Written task: All of the listing below must be repeated word for word. Pictures are the only thing to omit.

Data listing
◇ ◇ ◇ ◇ ◇
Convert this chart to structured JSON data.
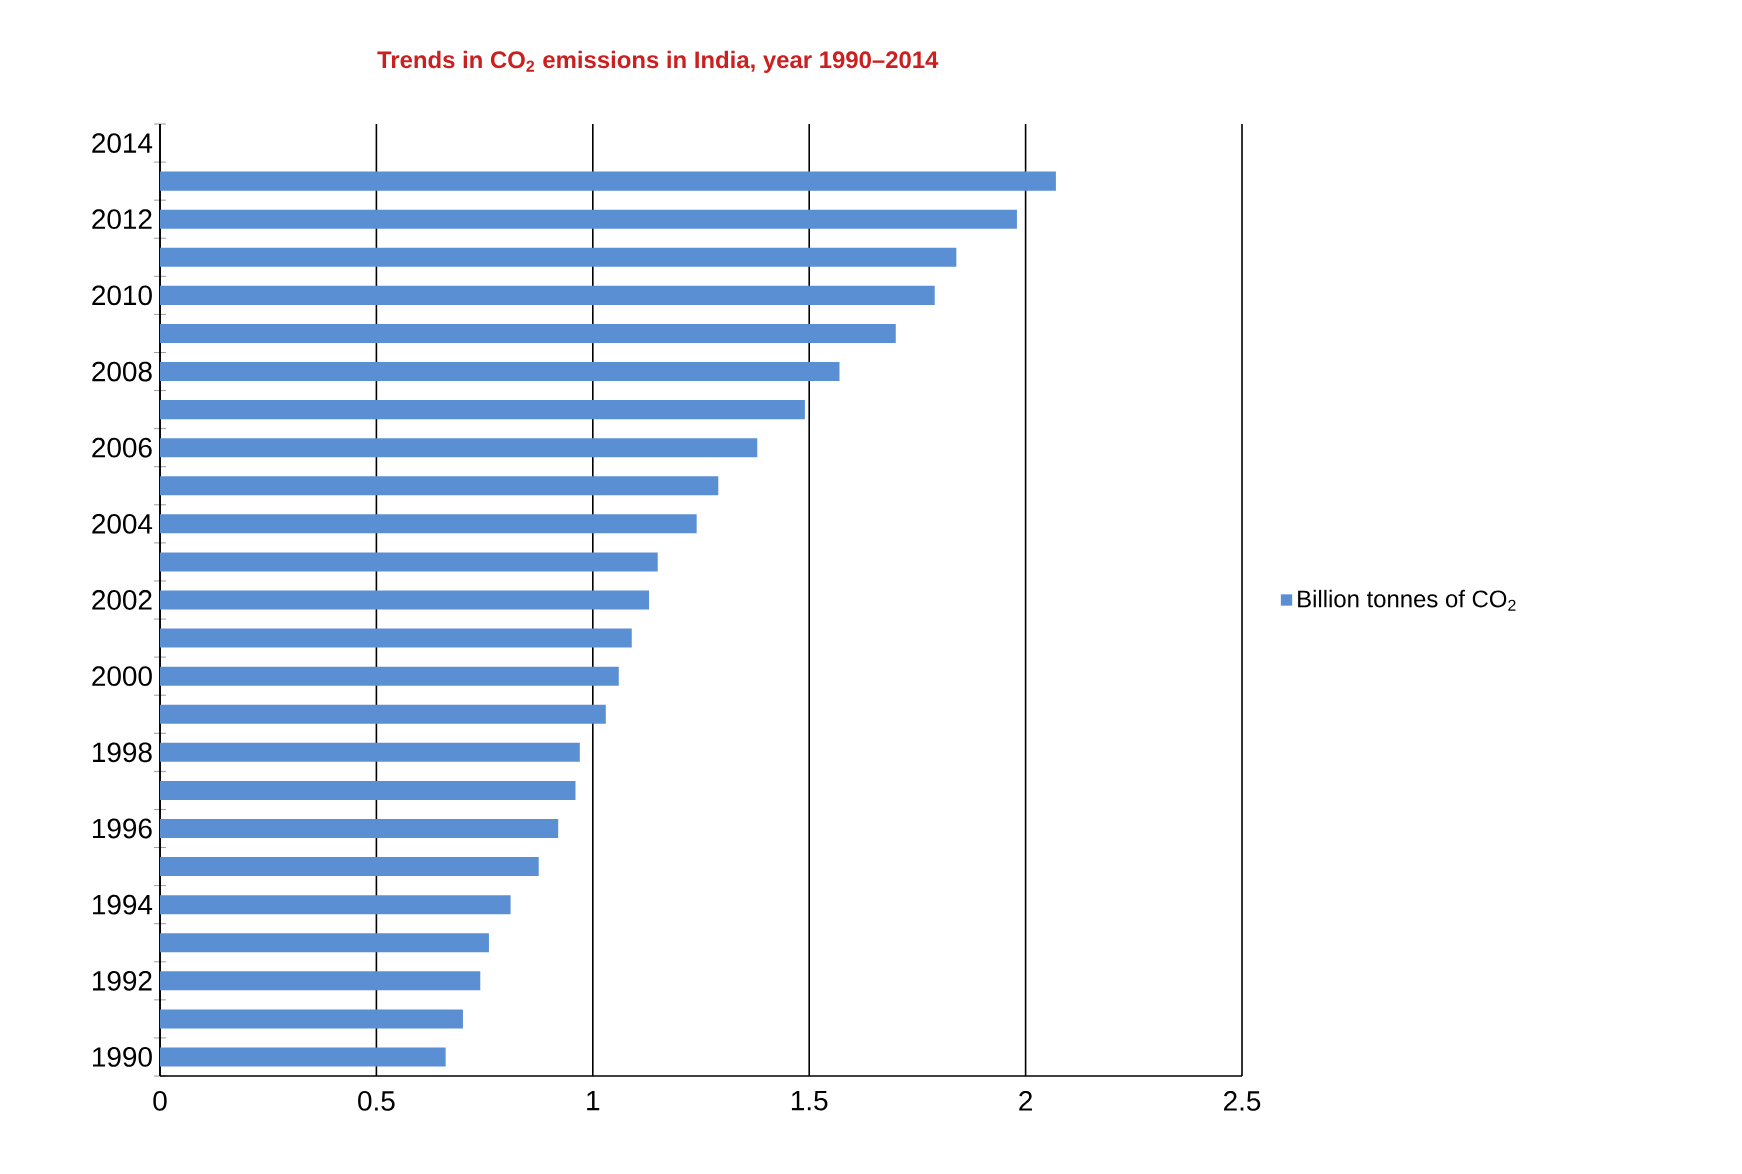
{
  "chart_data": {
    "type": "bar",
    "orientation": "horizontal",
    "title": "**Trends in  CO$_{2}$ emissions in India, year 1990–2014**",
    "categories": [
      "2014",
      null,
      "2012",
      null,
      "2010",
      null,
      "2008",
      null,
      "2006",
      null,
      "2004",
      null,
      "2002",
      null,
      "2000",
      null,
      "1998",
      null,
      "1996",
      null,
      "1994",
      null,
      "1992",
      null,
      "1990"
    ],
    "series": [
      {
        "name": "Billion tonnes of CO$_{2}$",
        "color": "#5b8fd4",
        "values": [
          null,
          2.07,
          1.98,
          1.84,
          1.79,
          1.7,
          1.57,
          1.49,
          1.38,
          1.29,
          1.24,
          1.15,
          1.13,
          1.09,
          1.06,
          1.03,
          0.97,
          0.96,
          0.92,
          0.875,
          0.81,
          0.76,
          0.74,
          0.7,
          0.66
        ]
      }
    ],
    "xlim": [
      0,
      2.5
    ],
    "xticks": [
      0,
      0.5,
      1,
      1.5,
      2,
      2.5
    ],
    "grid": "x",
    "legend": "right"
  }
}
◇ ◇ ◇ ◇ ◇
Task output:
Convert this chart to structured JSON data.
{
  "chart_data": {
    "type": "bar",
    "orientation": "horizontal",
    "title": "**Trends in  CO$_{2}$ emissions in India, year 1990–2014**",
    "categories": [
      "2014",
      null,
      "2012",
      null,
      "2010",
      null,
      "2008",
      null,
      "2006",
      null,
      "2004",
      null,
      "2002",
      null,
      "2000",
      null,
      "1998",
      null,
      "1996",
      null,
      "1994",
      null,
      "1992",
      null,
      "1990"
    ],
    "series": [
      {
        "name": "Billion tonnes of CO$_{2}$",
        "color": "#5b8fd4",
        "values": [
          null,
          2.07,
          1.98,
          1.84,
          1.79,
          1.7,
          1.57,
          1.49,
          1.38,
          1.29,
          1.24,
          1.15,
          1.13,
          1.09,
          1.06,
          1.03,
          0.97,
          0.96,
          0.92,
          0.875,
          0.81,
          0.76,
          0.74,
          0.7,
          0.66
        ]
      }
    ],
    "xlim": [
      0,
      2.5
    ],
    "xticks": [
      0,
      0.5,
      1,
      1.5,
      2,
      2.5
    ],
    "grid": "x",
    "legend": "right"
  }
}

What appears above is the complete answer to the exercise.